*Texte extrait*

Plus maintenant puisque le catalogue d’architecture non construite de NADK est au service des créateurs de jeux vidéo et, plus largement, d’espaces imaginaires quel que soit l’écran. « Il existe une forte synergie entre les univers virtuels et les projets non construits. Les premiers ont besoin de s’enraciner dans l’histoire, de puiser dans la culture et de proposer des expériences singulières. Les seconds sont des chefs-d’œuvre issus de toutes les époques, avec leurs histoires et conçus par des créateurs talentueux qui véhiculent leur notoriété, leurs univers esthétiques et même des imaginaires collectifs », poursuit l’architecte.
NADK, dûment certifiée IP (Intellectual Property) ready – c’est-à-dire que tous les points de droit sont réglés – propose aux éditeurs ou réalisateurs deux sections principales : le portfolio et les collections, le portfolio présente le projet à partir de la documentation existante fournie par les créateurs (croquis, plans, coupes, perspectives, images, modèle 3D si existant) quand les collections présentent des projets dont la modélisation a été prise en charge par NADK et sont disponibles directement pour les secteurs de l’audiovisuel. Aux architectes, NADK propose une nouvelle vie à leurs projets non construits, contre rémunération s’entend, avec des commissions significatives si l’agence s’engage au catalogue, comme l’ont déjà fait par exemple parmi d’autres des agences aussi différentes que Christian et Élizabeth de Portzamparc, Brenac & Gonzalez ou Béchu & Associés.
Trop beau pour être vrai ? Et pourquoi personne n’y a pensé avant ? « Il y a dix ans, ce projet n’aurait pas été possible mais aujourd’hui la technologie permet l’interopérabilité des systèmes et en ce sens, le jeu vidéo est bien devenu le 10ème art puisqu’il mixe la musique, le cinéma, la scénographie, l’architecture, etc. », poursuit Vincent Barué. De fait les studios de jeux vidéo deviennent de plus en plus des studios d’animation, les personnages des jeux devenant héros de leur propre long métrage, comme Mario Bros. Le Film en 2023.
D’évidence, ces studios cherchent dorénavant à valoriser leurs mondes virtuels en développant une sensibilité culturelle qu’ils tentent de mettre en avant ; il existe désormais, parfois, un mode ‘Exploration’ qui permet de quitter le mode ‘Gamer’ et de simplement se promener pour découvrir l’environnement du jeu. Des ‘extracts’ d’Ubisoft ont rejoint les musées. Dans le domaine de la pub également, les sociétés sont à la recherche d’un univers culturel authentique qui réponde à l’ADN de la marque. Le cinéma aujourd’hui n’hésite plus non plus à mixer décors virtuels et réels.

*Consigne*
Recopiez sans rien changer le passage du texte sur l'architecture non construite en commençant à « Trop beau pour » et en terminant à « Film en 2023. ».

*Extraits d'un jeu d'annotations de mise en page*
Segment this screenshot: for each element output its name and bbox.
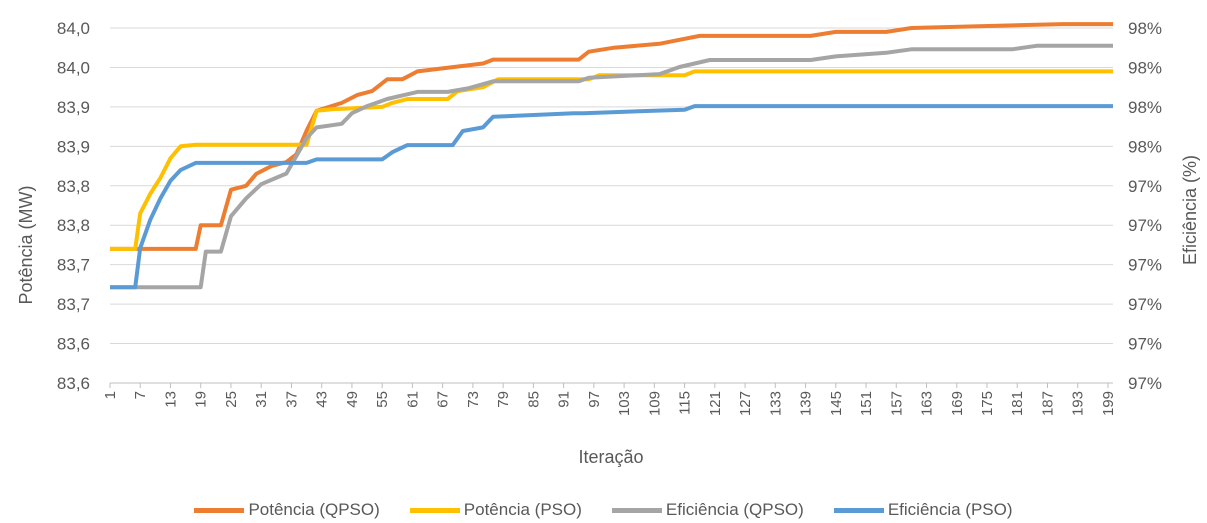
x-tick-label: 91 xyxy=(556,391,573,408)
legend-label: Eficiência (QPSO) xyxy=(665,500,804,519)
left-axis-tick-labels: 84,0 84,0 83,9 83,9 83,8 83,8 83,7 83,7 83,6 83,6 xyxy=(57,19,90,393)
x-tick-label: 199 xyxy=(1100,391,1117,416)
y-right-tick-label: 97% xyxy=(1128,335,1162,354)
y-left-tick-label: 83,8 xyxy=(57,177,90,196)
y-left-tick-label: 83,7 xyxy=(57,295,90,314)
right-axis-tick-labels: 98% 98% 98% 98% 97% 97% 97% 97% 97% 97% xyxy=(1128,19,1162,393)
legend-label: Potência (QPSO) xyxy=(248,500,380,519)
x-tick-label: 31 xyxy=(253,391,270,408)
x-tick-label: 109 xyxy=(646,391,663,416)
x-tick-label: 67 xyxy=(435,391,452,408)
x-tick-label: 145 xyxy=(828,391,845,416)
x-tick-label: 19 xyxy=(193,391,210,408)
line-chart: 84,0 84,0 83,9 83,9 83,8 83,8 83,7 83,7 83,6 83,6… xyxy=(16,19,1200,467)
y-axis-left-title: Potência (MW) xyxy=(16,185,36,304)
x-tick-label: 73 xyxy=(465,391,482,408)
y-right-tick-label: 97% xyxy=(1128,256,1162,275)
x-tick-label: 121 xyxy=(707,391,724,416)
legend-item-4: Eficiência (PSO) xyxy=(833,500,1013,520)
y-left-tick-label: 83,9 xyxy=(57,98,90,117)
x-tick-label: 1 xyxy=(102,391,119,399)
x-tick-label: 163 xyxy=(919,391,936,416)
legend: Potência (QPSO) Potência (PSO) Eficiência … xyxy=(0,500,1207,520)
series-line-3 xyxy=(110,43,1113,290)
x-tick-label: 127 xyxy=(737,391,754,416)
legend-swatch xyxy=(409,507,460,513)
x-tick-label: 85 xyxy=(525,391,542,408)
x-tick-label: 97 xyxy=(586,391,603,408)
x-tick-label: 103 xyxy=(616,391,633,416)
legend-label: Potência (PSO) xyxy=(463,500,582,519)
x-tick-label: 181 xyxy=(1009,391,1026,416)
legend-label: Eficiência (PSO) xyxy=(887,500,1013,519)
x-tick-label: 193 xyxy=(1070,391,1087,416)
y-right-tick-label: 97% xyxy=(1128,216,1162,235)
x-tick-label: 49 xyxy=(344,391,361,408)
y-left-tick-label: 83,8 xyxy=(57,216,90,235)
x-tick-label: 79 xyxy=(495,391,512,408)
y-axis-right-title: Eficiência (%) xyxy=(1180,155,1200,265)
legend-item-1: Potência (QPSO) xyxy=(194,500,380,520)
x-axis-title: Iteração xyxy=(578,447,643,467)
x-tick-label: 169 xyxy=(949,391,966,416)
y-right-tick-label: 97% xyxy=(1128,374,1162,393)
series-line-1 xyxy=(110,22,1113,251)
x-tick-label: 157 xyxy=(888,391,905,416)
gridlines xyxy=(110,27,1113,384)
legend-item-3: Eficiência (QPSO) xyxy=(611,500,804,520)
y-right-tick-label: 98% xyxy=(1128,137,1162,156)
x-tick-label: 139 xyxy=(798,391,815,416)
y-left-tick-label: 83,6 xyxy=(57,335,90,354)
x-tick-label: 175 xyxy=(979,391,996,416)
x-tick-label: 37 xyxy=(283,391,300,408)
x-tick-label: 133 xyxy=(767,391,784,416)
x-tick-label: 55 xyxy=(374,391,391,408)
series-lines xyxy=(110,22,1113,290)
x-axis-tick-labels: 1 7 13 19 25 31 37 43 49 55 61 67 73 79 85 91 97 103 109 11… xyxy=(102,383,1117,416)
series-line-4 xyxy=(110,104,1113,290)
x-tick-label: 7 xyxy=(132,391,149,399)
y-left-tick-label: 83,6 xyxy=(57,374,90,393)
y-right-tick-label: 98% xyxy=(1128,19,1162,38)
x-tick-label: 43 xyxy=(314,391,331,408)
x-tick-label: 61 xyxy=(404,391,421,408)
y-right-tick-label: 98% xyxy=(1128,58,1162,77)
x-tick-label: 25 xyxy=(223,391,240,408)
y-left-tick-label: 84,0 xyxy=(57,19,90,38)
legend-swatch xyxy=(611,507,662,513)
y-left-tick-label: 84,0 xyxy=(57,58,90,77)
y-right-tick-label: 97% xyxy=(1128,177,1162,196)
legend-item-2: Potência (PSO) xyxy=(409,500,582,520)
legend-swatch xyxy=(194,507,245,513)
y-left-tick-label: 83,7 xyxy=(57,256,90,275)
y-right-tick-label: 98% xyxy=(1128,98,1162,117)
x-tick-label: 151 xyxy=(858,391,875,416)
y-left-tick-label: 83,9 xyxy=(57,137,90,156)
legend-swatch xyxy=(833,507,884,513)
x-tick-label: 13 xyxy=(162,391,179,408)
x-tick-label: 115 xyxy=(677,391,694,415)
series-line-2 xyxy=(110,69,1113,251)
x-tick-label: 187 xyxy=(1039,391,1056,416)
y-right-tick-label: 97% xyxy=(1128,295,1162,314)
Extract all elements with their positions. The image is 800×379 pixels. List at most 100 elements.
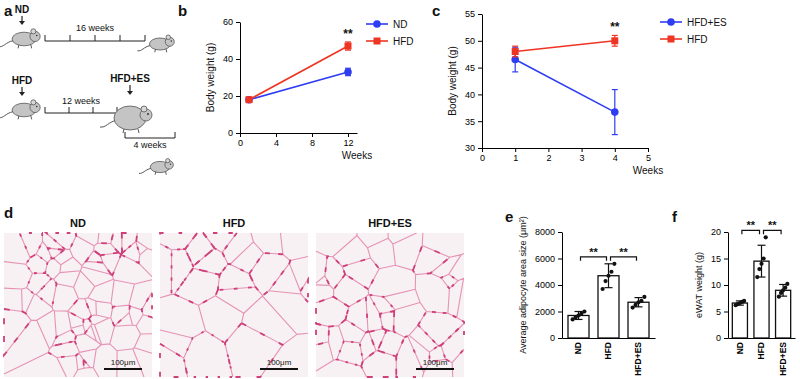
mouse-icon: [100, 106, 152, 133]
y-tick: 35: [465, 117, 482, 127]
error-bar: [512, 46, 518, 57]
y-tick: 15: [711, 254, 728, 264]
group-label: HFD: [12, 75, 33, 86]
x-axis: NDHFDHFD+ES: [729, 339, 796, 376]
x-axis-title: Weeks: [633, 165, 663, 176]
x-tick-label: 8: [310, 138, 315, 148]
image-label: HFD+ES: [368, 217, 412, 229]
x-tick: 3: [580, 148, 585, 163]
legend-label: ND: [393, 19, 407, 30]
data-point: [582, 309, 586, 313]
bar: [732, 303, 747, 338]
stained-septum: [48, 248, 64, 258]
mouse-icon: [0, 100, 40, 120]
stained-septum: [171, 249, 193, 294]
x-tick: 0: [238, 133, 243, 148]
cell-borders: [4, 233, 152, 377]
y-tick-label: 0: [716, 333, 721, 343]
y-tick-label: 55: [465, 9, 475, 19]
x-tick-mark: [548, 148, 549, 152]
duration-label: 4 weeks: [133, 140, 167, 150]
x-tick-label: HFD: [756, 342, 766, 359]
significance-label: **: [768, 219, 777, 231]
stained-septum: [185, 233, 215, 266]
y-tick-label: 2000: [535, 307, 555, 317]
bar: [628, 302, 649, 338]
y-tick: 4000: [535, 280, 562, 290]
x-tick-label: 0: [480, 153, 485, 163]
y-tick-label: 5: [716, 307, 721, 317]
x-tick-label: 1: [513, 153, 518, 163]
plot-area: [568, 262, 649, 338]
cell-borders: [160, 233, 308, 377]
y-tick: 8000: [535, 227, 562, 237]
y-axis-line: [482, 15, 483, 149]
data-point: [245, 96, 253, 104]
y-tick-mark: [724, 338, 728, 339]
panel-label: a: [4, 2, 13, 19]
data-point: [777, 295, 781, 299]
y-tick-mark: [478, 14, 482, 15]
y-tick: 55: [465, 9, 482, 19]
x-axis: 012345: [480, 148, 651, 163]
stained-septum: [122, 233, 137, 253]
group-label: HFD+ES: [110, 73, 150, 84]
stained-septum: [337, 341, 363, 366]
stained-septum: [111, 233, 122, 254]
stained-septum: [361, 351, 396, 377]
y-tick: 0: [228, 128, 240, 138]
y-tick-mark: [558, 285, 562, 286]
y-tick-mark: [558, 259, 562, 260]
stained-septum: [342, 258, 379, 289]
x-tick: 12: [343, 133, 353, 148]
stained-septum: [174, 268, 219, 305]
panel-label: f: [672, 208, 678, 225]
x-tick-label: HFD: [603, 342, 613, 359]
bar-chart: NDHFDHFD+ES02000400060008000eAverage adi…: [505, 208, 656, 376]
data-point: [611, 37, 618, 44]
scale-bar: 100μm: [416, 358, 454, 369]
x-tick: HFD+ES: [778, 342, 788, 376]
y-tick-label: 6000: [535, 254, 555, 264]
panel-label: c: [432, 2, 440, 19]
data-point: [764, 235, 768, 239]
y-tick: 60: [223, 17, 240, 27]
y-tick: 0: [550, 333, 562, 343]
stained-septum: [249, 253, 290, 296]
micrograph: 100μm: [316, 233, 464, 377]
error-bar: [512, 47, 518, 72]
y-tick-mark: [724, 312, 728, 313]
arrow: [19, 87, 25, 96]
y-tick: 40: [223, 54, 240, 64]
y-tick-mark: [724, 259, 728, 260]
y-axis-line: [240, 23, 241, 134]
y-tick-label: 40: [465, 90, 475, 100]
x-tick: HFD: [603, 342, 613, 359]
error-bar: [758, 245, 766, 277]
arrow: [127, 85, 133, 95]
stained-septum: [380, 311, 394, 331]
series-line: [249, 72, 348, 100]
y-tick-label: 0: [550, 333, 555, 343]
y-axis-title: Average adipocyte area size (μm²): [518, 216, 528, 354]
y-tick-label: 8000: [535, 227, 555, 237]
y-tick-mark: [236, 22, 240, 23]
y-tick-label: 50: [465, 36, 475, 46]
series-line: [515, 41, 615, 52]
x-tick-label: 12: [343, 138, 353, 148]
panel-label: e: [505, 208, 513, 225]
legend-label: HFD: [393, 36, 414, 47]
y-tick-mark: [236, 59, 240, 60]
x-tick-mark: [348, 133, 349, 137]
stained-septum: [100, 253, 121, 276]
x-tick: 4: [274, 133, 279, 148]
data-point: [601, 287, 605, 291]
y-tick-label: 20: [711, 227, 721, 237]
bar-chart: NDHFDHFD+ES05101520feWAT weight (g)****: [672, 208, 796, 376]
x-tick-mark: [482, 148, 483, 152]
legend-entry: HFD: [660, 34, 708, 45]
mouse-icon: [138, 35, 175, 52]
stained-septum: [20, 233, 43, 258]
y-tick-mark: [558, 312, 562, 313]
figure: aND16 weeksHFD12 weeksHFD+ES4 weeksdND10…: [0, 0, 800, 379]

*Résultat produit*
Trop beau pour être vrai ? Et pourquoi personne n’y a pensé avant ? « Il y a dix ans, ce projet n’aurait pas été possible mais aujourd’hui la technologie permet l’interopérabilité des systèmes et en ce sens, le jeu vidéo est bien devenu le 10ème art puisqu’il mixe la musique, le cinéma, la scénographie, l’architecture, etc. », poursuit Vincent Barué. De fait les studios de jeux vidéo deviennent de plus en plus des studios d’animation, les personnages des jeux devenant héros de leur propre long métrage, comme Mario Bros. Le Film en 2023.